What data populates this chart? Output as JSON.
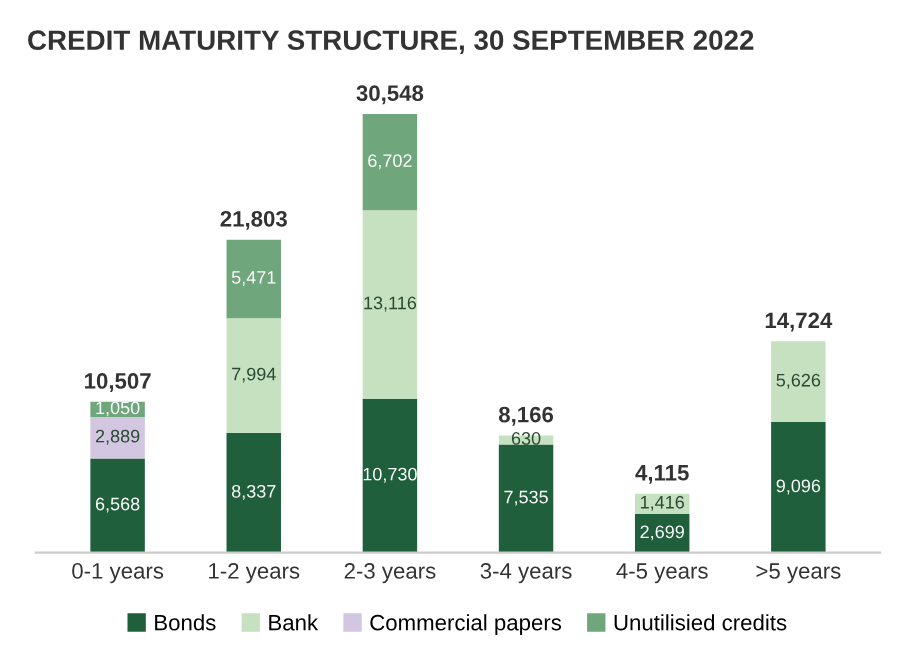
{
  "chart_data": {
    "type": "bar",
    "stacked": true,
    "title": "CREDIT MATURITY STRUCTURE, 30 SEPTEMBER 2022",
    "categories": [
      "0-1 years",
      "1-2 years",
      "2-3 years",
      "3-4 years",
      "4-5 years",
      ">5 years"
    ],
    "series": [
      {
        "name": "Bonds",
        "color": "#1f5f3b",
        "values": [
          6568,
          8337,
          10730,
          7535,
          2699,
          9096
        ],
        "value_labels": [
          "6,568",
          "8,337",
          "10,730",
          "7,535",
          "2,699",
          "9,096"
        ]
      },
      {
        "name": "Bank",
        "color": "#c6e1c0",
        "values": [
          null,
          7994,
          13116,
          630,
          1416,
          5626
        ],
        "value_labels": [
          null,
          "7,994",
          "13,116",
          "630",
          "1,416",
          "5,626"
        ]
      },
      {
        "name": "Commercial papers",
        "color": "#d2c6e0",
        "values": [
          2889,
          null,
          null,
          null,
          null,
          null
        ],
        "value_labels": [
          "2,889",
          null,
          null,
          null,
          null,
          null
        ]
      },
      {
        "name": "Unutilisied credits",
        "color": "#6fa67b",
        "values": [
          1050,
          5471,
          6702,
          null,
          null,
          null
        ],
        "value_labels": [
          "1,050",
          "5,471",
          "6,702",
          null,
          null,
          null
        ]
      }
    ],
    "totals": [
      "10,507",
      "21,803",
      "30,548",
      "8,166",
      "4,115",
      "14,724"
    ],
    "legend": "bottom"
  }
}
------------------------------
● TASK PROMPT: Find and copy every line in the entries above where the string "years" occurs.

● OUTPUT:
      "0-1 years",
      "1-2 years",
      "2-3 years",
      "3-4 years",
      "4-5 years",
      ">5 years"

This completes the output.